(Stored data)
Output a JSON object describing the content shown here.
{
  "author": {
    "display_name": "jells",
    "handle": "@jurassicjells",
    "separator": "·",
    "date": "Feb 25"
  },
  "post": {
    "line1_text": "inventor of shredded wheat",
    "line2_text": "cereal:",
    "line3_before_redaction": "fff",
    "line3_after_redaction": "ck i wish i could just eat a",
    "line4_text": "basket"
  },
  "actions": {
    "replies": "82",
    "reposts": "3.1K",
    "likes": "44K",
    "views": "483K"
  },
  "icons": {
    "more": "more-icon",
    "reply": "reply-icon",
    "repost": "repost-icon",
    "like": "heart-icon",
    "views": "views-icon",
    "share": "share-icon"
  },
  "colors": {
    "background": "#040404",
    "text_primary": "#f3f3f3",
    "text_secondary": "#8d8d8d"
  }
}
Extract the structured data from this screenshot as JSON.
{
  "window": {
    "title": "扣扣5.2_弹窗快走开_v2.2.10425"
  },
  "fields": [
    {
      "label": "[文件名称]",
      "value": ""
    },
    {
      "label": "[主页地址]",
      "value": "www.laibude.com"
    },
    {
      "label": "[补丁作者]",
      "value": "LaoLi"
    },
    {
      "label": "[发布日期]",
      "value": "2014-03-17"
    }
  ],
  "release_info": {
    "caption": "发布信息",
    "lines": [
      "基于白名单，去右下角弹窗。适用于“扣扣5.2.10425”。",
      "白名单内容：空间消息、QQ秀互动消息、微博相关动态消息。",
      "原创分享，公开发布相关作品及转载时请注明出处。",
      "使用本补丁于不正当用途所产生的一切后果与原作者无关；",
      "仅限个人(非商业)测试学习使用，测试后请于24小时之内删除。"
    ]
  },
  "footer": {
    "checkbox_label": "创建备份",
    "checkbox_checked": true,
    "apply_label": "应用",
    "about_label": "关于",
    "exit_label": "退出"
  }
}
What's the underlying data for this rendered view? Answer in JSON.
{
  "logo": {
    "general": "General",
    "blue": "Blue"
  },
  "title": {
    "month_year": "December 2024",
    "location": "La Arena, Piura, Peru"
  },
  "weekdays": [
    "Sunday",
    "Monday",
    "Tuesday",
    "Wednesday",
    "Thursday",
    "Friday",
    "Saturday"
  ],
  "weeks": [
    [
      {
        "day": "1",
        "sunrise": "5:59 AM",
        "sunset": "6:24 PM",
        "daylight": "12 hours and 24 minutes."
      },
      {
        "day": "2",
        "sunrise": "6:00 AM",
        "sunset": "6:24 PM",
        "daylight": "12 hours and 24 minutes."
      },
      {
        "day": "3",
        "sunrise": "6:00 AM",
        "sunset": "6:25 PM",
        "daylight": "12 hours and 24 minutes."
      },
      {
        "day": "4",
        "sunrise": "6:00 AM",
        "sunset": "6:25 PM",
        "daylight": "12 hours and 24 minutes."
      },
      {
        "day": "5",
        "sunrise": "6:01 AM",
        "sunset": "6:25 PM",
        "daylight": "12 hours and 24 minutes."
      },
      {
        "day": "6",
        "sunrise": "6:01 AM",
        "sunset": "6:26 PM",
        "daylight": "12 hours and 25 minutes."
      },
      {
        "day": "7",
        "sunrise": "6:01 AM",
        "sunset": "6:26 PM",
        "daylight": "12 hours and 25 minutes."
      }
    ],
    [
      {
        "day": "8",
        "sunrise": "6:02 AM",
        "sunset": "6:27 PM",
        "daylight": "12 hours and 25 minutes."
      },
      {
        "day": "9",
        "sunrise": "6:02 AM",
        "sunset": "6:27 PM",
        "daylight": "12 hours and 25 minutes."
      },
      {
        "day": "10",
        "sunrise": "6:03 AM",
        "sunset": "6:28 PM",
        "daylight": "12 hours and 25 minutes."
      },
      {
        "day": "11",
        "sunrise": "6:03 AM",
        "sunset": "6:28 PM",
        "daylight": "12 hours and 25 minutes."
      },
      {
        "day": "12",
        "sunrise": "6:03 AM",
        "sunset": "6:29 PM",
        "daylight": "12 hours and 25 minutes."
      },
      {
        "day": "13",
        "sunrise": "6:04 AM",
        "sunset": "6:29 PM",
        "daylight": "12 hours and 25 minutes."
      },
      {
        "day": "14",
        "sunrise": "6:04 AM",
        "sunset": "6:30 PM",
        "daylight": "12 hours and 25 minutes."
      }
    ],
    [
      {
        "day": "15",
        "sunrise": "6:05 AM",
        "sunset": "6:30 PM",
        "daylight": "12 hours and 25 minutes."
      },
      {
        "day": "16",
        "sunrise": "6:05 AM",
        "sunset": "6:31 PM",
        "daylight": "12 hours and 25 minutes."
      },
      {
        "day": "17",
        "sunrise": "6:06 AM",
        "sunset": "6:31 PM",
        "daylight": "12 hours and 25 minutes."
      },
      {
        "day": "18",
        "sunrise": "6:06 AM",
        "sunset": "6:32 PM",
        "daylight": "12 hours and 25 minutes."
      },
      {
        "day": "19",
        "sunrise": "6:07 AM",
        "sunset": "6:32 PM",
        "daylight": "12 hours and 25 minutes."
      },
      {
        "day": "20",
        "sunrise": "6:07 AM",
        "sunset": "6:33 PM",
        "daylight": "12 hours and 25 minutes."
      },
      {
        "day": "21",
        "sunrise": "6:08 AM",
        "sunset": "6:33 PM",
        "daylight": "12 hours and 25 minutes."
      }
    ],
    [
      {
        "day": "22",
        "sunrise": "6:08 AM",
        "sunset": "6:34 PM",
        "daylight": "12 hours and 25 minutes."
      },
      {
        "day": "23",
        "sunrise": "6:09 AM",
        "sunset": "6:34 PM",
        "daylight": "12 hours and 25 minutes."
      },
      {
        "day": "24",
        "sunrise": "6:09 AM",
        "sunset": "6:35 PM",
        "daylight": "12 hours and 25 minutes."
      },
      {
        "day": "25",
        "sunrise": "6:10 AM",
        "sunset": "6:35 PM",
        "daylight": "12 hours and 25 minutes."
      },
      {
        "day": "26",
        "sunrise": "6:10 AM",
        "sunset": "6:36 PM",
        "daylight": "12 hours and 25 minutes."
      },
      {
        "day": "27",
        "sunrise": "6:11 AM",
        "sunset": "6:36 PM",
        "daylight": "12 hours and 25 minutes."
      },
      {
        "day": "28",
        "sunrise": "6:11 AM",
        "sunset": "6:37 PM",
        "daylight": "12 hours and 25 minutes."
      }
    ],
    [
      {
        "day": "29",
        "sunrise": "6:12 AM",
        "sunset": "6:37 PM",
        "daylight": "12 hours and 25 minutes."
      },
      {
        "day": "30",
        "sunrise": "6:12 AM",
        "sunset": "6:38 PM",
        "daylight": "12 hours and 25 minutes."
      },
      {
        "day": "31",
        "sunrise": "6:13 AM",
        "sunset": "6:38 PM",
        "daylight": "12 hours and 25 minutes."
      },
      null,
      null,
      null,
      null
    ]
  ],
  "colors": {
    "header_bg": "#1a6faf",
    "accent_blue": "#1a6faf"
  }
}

GIVEN TASK ->
Search the records for the word "JSON", then list every line that has it.

OUTPUT BELOW ->
Output a JSON object describing the content shown here.
Extract the structured data from this screenshot as JSON.
What's the underlying data for this rendered view? Answer in JSON.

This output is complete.